What the exercise asks. Below is a block of records; repeat all of them exactly.

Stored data
________________
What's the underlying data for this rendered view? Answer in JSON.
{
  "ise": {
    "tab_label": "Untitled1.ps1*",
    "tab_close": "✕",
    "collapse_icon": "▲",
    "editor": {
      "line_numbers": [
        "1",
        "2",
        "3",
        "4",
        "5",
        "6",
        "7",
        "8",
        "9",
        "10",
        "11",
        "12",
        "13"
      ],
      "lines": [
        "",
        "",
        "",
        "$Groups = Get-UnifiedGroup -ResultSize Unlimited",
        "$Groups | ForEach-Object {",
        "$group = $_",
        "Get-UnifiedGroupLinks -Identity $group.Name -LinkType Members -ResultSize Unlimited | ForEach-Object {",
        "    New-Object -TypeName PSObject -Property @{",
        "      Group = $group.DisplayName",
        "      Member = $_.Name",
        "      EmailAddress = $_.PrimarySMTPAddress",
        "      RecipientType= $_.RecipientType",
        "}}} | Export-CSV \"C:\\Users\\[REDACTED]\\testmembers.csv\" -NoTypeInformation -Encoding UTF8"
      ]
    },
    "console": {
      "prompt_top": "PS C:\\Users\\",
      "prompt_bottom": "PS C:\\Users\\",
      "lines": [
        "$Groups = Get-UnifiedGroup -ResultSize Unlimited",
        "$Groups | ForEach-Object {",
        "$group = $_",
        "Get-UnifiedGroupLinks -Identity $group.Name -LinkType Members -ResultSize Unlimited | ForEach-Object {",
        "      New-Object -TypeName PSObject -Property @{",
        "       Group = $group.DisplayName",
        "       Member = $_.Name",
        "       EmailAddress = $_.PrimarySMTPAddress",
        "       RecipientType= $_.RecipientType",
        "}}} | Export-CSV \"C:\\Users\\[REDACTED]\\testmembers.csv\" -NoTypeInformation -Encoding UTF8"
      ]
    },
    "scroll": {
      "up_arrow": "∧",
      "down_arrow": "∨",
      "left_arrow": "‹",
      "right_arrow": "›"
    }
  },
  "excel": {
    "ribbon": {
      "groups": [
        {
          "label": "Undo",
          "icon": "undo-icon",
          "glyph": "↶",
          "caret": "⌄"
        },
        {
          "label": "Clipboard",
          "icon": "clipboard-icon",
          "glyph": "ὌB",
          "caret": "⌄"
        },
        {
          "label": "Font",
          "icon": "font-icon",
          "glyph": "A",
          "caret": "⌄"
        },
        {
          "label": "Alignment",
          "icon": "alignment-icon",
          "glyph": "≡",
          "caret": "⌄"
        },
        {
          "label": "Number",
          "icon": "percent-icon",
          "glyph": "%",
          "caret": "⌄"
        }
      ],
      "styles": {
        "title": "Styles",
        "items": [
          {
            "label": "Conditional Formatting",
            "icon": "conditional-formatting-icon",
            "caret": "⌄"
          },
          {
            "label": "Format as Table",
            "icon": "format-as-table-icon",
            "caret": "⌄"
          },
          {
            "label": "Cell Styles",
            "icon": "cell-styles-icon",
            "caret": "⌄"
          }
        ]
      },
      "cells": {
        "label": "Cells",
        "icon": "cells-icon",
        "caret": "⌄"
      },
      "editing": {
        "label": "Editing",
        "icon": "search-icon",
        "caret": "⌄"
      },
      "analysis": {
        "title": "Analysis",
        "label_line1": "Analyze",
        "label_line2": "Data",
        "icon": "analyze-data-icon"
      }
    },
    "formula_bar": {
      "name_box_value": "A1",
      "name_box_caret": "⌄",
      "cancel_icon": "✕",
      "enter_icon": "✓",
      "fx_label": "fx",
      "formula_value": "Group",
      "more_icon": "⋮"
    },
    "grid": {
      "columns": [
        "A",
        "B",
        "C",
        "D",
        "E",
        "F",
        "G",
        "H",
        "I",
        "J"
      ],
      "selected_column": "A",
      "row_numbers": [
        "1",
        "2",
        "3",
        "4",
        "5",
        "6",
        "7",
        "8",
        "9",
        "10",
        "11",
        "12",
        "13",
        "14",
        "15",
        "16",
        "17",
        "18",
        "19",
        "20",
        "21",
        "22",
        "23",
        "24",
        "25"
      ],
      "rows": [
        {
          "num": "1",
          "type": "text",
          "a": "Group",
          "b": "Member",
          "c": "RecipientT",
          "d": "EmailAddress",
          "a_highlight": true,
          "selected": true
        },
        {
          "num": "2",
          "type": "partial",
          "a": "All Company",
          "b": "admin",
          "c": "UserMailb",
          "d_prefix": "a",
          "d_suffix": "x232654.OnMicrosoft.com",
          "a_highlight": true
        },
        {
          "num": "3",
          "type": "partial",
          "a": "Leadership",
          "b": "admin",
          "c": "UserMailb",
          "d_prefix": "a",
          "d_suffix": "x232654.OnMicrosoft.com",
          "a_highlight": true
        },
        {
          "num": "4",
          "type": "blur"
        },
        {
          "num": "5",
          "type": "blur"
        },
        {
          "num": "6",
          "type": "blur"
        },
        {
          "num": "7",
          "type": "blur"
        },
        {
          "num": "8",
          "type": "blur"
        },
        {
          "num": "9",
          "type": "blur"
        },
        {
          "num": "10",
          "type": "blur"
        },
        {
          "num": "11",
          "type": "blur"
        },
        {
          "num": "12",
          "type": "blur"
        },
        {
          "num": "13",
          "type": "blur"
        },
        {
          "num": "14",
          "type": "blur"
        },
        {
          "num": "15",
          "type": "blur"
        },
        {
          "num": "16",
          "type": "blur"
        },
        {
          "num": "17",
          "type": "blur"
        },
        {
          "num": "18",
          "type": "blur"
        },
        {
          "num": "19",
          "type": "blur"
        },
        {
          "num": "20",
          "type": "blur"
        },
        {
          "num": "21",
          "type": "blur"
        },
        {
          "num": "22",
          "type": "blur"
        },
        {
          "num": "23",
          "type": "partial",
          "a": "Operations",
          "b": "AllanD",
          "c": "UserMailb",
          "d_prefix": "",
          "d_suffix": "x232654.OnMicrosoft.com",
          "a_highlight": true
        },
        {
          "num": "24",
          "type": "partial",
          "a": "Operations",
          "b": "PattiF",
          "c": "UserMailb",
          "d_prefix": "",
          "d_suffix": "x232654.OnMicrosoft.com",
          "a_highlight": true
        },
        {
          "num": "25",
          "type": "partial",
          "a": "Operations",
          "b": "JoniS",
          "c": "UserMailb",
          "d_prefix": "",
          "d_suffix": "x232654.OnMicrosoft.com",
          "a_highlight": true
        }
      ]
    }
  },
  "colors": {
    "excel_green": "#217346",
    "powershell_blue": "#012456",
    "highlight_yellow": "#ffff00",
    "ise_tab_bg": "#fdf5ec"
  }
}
________________
Task solution.
What's the underlying data for this rendered view? Answer in JSON.
{
  "ise": {
    "tab_label": "Untitled1.ps1*",
    "tab_close": "✕",
    "collapse_icon": "▲",
    "editor": {
      "line_numbers": [
        "1",
        "2",
        "3",
        "4",
        "5",
        "6",
        "7",
        "8",
        "9",
        "10",
        "11",
        "12",
        "13"
      ],
      "lines": [
        "",
        "",
        "",
        "$Groups = Get-UnifiedGroup -ResultSize Unlimited",
        "$Groups | ForEach-Object {",
        "$group = $_",
        "Get-UnifiedGroupLinks -Identity $group.Name -LinkType Members -ResultSize Unlimited | ForEach-Object {",
        "    New-Object -TypeName PSObject -Property @{",
        "      Group = $group.DisplayName",
        "      Member = $_.Name",
        "      EmailAddress = $_.PrimarySMTPAddress",
        "      RecipientType= $_.RecipientType",
        "}}} | Export-CSV \"C:\\Users\\[REDACTED]\\testmembers.csv\" -NoTypeInformation -Encoding UTF8"
      ]
    },
    "console": {
      "prompt_top": "PS C:\\Users\\",
      "prompt_bottom": "PS C:\\Users\\",
      "lines": [
        "$Groups = Get-UnifiedGroup -ResultSize Unlimited",
        "$Groups | ForEach-Object {",
        "$group = $_",
        "Get-UnifiedGroupLinks -Identity $group.Name -LinkType Members -ResultSize Unlimited | ForEach-Object {",
        "      New-Object -TypeName PSObject -Property @{",
        "       Group = $group.DisplayName",
        "       Member = $_.Name",
        "       EmailAddress = $_.PrimarySMTPAddress",
        "       RecipientType= $_.RecipientType",
        "}}} | Export-CSV \"C:\\Users\\[REDACTED]\\testmembers.csv\" -NoTypeInformation -Encoding UTF8"
      ]
    },
    "scroll": {
      "up_arrow": "∧",
      "down_arrow": "∨",
      "left_arrow": "‹",
      "right_arrow": "›"
    }
  },
  "excel": {
    "ribbon": {
      "groups": [
        {
          "label": "Undo",
          "icon": "undo-icon",
          "glyph": "↶",
          "caret": "⌄"
        },
        {
          "label": "Clipboard",
          "icon": "clipboard-icon",
          "glyph": "ὌB",
          "caret": "⌄"
        },
        {
          "label": "Font",
          "icon": "font-icon",
          "glyph": "A",
          "caret": "⌄"
        },
        {
          "label": "Alignment",
          "icon": "alignment-icon",
          "glyph": "≡",
          "caret": "⌄"
        },
        {
          "label": "Number",
          "icon": "percent-icon",
          "glyph": "%",
          "caret": "⌄"
        }
      ],
      "styles": {
        "title": "Styles",
        "items": [
          {
            "label": "Conditional Formatting",
            "icon": "conditional-formatting-icon",
            "caret": "⌄"
          },
          {
            "label": "Format as Table",
            "icon": "format-as-table-icon",
            "caret": "⌄"
          },
          {
            "label": "Cell Styles",
            "icon": "cell-styles-icon",
            "caret": "⌄"
          }
        ]
      },
      "cells": {
        "label": "Cells",
        "icon": "cells-icon",
        "caret": "⌄"
      },
      "editing": {
        "label": "Editing",
        "icon": "search-icon",
        "caret": "⌄"
      },
      "analysis": {
        "title": "Analysis",
        "label_line1": "Analyze",
        "label_line2": "Data",
        "icon": "analyze-data-icon"
      }
    },
    "formula_bar": {
      "name_box_value": "A1",
      "name_box_caret": "⌄",
      "cancel_icon": "✕",
      "enter_icon": "✓",
      "fx_label": "fx",
      "formula_value": "Group",
      "more_icon": "⋮"
    },
    "grid": {
      "columns": [
        "A",
        "B",
        "C",
        "D",
        "E",
        "F",
        "G",
        "H",
        "I",
        "J"
      ],
      "selected_column": "A",
      "row_numbers": [
        "1",
        "2",
        "3",
        "4",
        "5",
        "6",
        "7",
        "8",
        "9",
        "10",
        "11",
        "12",
        "13",
        "14",
        "15",
        "16",
        "17",
        "18",
        "19",
        "20",
        "21",
        "22",
        "23",
        "24",
        "25"
      ],
      "rows": [
        {
          "num": "1",
          "type": "text",
          "a": "Group",
          "b": "Member",
          "c": "RecipientT",
          "d": "EmailAddress",
          "a_highlight": true,
          "selected": true
        },
        {
          "num": "2",
          "type": "partial",
          "a": "All Company",
          "b": "admin",
          "c": "UserMailb",
          "d_prefix": "a",
          "d_suffix": "x232654.OnMicrosoft.com",
          "a_highlight": true
        },
        {
          "num": "3",
          "type": "partial",
          "a": "Leadership",
          "b": "admin",
          "c": "UserMailb",
          "d_prefix": "a",
          "d_suffix": "x232654.OnMicrosoft.com",
          "a_highlight": true
        },
        {
          "num": "4",
          "type": "blur"
        },
        {
          "num": "5",
          "type": "blur"
        },
        {
          "num": "6",
          "type": "blur"
        },
        {
          "num": "7",
          "type": "blur"
        },
        {
          "num": "8",
          "type": "blur"
        },
        {
          "num": "9",
          "type": "blur"
        },
        {
          "num": "10",
          "type": "blur"
        },
        {
          "num": "11",
          "type": "blur"
        },
        {
          "num": "12",
          "type": "blur"
        },
        {
          "num": "13",
          "type": "blur"
        },
        {
          "num": "14",
          "type": "blur"
        },
        {
          "num": "15",
          "type": "blur"
        },
        {
          "num": "16",
          "type": "blur"
        },
        {
          "num": "17",
          "type": "blur"
        },
        {
          "num": "18",
          "type": "blur"
        },
        {
          "num": "19",
          "type": "blur"
        },
        {
          "num": "20",
          "type": "blur"
        },
        {
          "num": "21",
          "type": "blur"
        },
        {
          "num": "22",
          "type": "blur"
        },
        {
          "num": "23",
          "type": "partial",
          "a": "Operations",
          "b": "AllanD",
          "c": "UserMailb",
          "d_prefix": "",
          "d_suffix": "x232654.OnMicrosoft.com",
          "a_highlight": true
        },
        {
          "num": "24",
          "type": "partial",
          "a": "Operations",
          "b": "PattiF",
          "c": "UserMailb",
          "d_prefix": "",
          "d_suffix": "x232654.OnMicrosoft.com",
          "a_highlight": true
        },
        {
          "num": "25",
          "type": "partial",
          "a": "Operations",
          "b": "JoniS",
          "c": "UserMailb",
          "d_prefix": "",
          "d_suffix": "x232654.OnMicrosoft.com",
          "a_highlight": true
        }
      ]
    }
  },
  "colors": {
    "excel_green": "#217346",
    "powershell_blue": "#012456",
    "highlight_yellow": "#ffff00",
    "ise_tab_bg": "#fdf5ec"
  }
}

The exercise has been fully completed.